(Work to be completed) Please give the number of lines in the records below where the word "caused" occurs, and nothing else.

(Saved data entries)
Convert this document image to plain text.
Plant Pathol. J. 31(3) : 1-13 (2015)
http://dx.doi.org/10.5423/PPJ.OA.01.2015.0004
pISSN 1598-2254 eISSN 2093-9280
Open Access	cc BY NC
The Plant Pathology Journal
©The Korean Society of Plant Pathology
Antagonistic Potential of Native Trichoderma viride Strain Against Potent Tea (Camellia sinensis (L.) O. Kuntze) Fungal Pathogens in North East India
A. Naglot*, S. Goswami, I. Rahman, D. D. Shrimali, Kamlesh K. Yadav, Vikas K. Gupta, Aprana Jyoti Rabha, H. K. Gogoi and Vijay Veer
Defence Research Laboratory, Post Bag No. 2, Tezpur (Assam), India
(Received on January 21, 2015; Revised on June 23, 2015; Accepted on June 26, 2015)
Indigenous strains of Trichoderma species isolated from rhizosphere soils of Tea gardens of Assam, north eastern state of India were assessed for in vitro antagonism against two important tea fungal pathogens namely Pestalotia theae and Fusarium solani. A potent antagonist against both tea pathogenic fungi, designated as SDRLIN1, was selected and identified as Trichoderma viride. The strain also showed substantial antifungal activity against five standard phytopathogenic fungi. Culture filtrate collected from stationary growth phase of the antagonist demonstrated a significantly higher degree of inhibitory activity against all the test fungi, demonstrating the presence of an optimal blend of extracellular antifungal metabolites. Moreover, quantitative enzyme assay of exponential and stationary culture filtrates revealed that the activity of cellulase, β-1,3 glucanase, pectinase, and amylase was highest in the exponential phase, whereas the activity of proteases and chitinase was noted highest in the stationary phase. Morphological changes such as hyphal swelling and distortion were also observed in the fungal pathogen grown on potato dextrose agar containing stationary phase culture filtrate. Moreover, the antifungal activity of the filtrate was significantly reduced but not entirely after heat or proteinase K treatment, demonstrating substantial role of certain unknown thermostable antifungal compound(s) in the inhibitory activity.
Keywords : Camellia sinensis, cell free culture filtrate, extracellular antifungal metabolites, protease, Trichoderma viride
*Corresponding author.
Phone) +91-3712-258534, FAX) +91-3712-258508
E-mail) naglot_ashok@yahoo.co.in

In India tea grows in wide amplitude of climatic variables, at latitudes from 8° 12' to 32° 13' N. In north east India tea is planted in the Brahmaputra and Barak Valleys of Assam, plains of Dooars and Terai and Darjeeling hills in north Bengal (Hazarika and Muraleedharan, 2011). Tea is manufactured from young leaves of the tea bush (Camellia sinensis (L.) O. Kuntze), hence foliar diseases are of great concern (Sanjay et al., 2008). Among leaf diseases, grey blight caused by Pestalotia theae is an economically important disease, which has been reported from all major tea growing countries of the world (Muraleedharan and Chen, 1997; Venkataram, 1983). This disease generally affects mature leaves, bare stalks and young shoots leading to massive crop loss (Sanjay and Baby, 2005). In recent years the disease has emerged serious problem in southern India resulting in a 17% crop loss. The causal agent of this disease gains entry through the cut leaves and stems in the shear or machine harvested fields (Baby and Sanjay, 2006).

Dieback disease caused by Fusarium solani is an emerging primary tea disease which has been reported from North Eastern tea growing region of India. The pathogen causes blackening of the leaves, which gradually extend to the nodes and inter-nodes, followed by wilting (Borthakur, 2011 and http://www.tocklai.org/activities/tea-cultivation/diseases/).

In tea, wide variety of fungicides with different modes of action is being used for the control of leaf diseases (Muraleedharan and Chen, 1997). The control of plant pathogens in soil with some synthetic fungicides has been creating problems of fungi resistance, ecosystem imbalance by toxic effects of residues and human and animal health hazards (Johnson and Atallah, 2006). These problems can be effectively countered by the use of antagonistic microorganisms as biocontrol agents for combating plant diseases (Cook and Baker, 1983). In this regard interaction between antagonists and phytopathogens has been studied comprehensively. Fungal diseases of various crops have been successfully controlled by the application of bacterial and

(Exercise answer) 2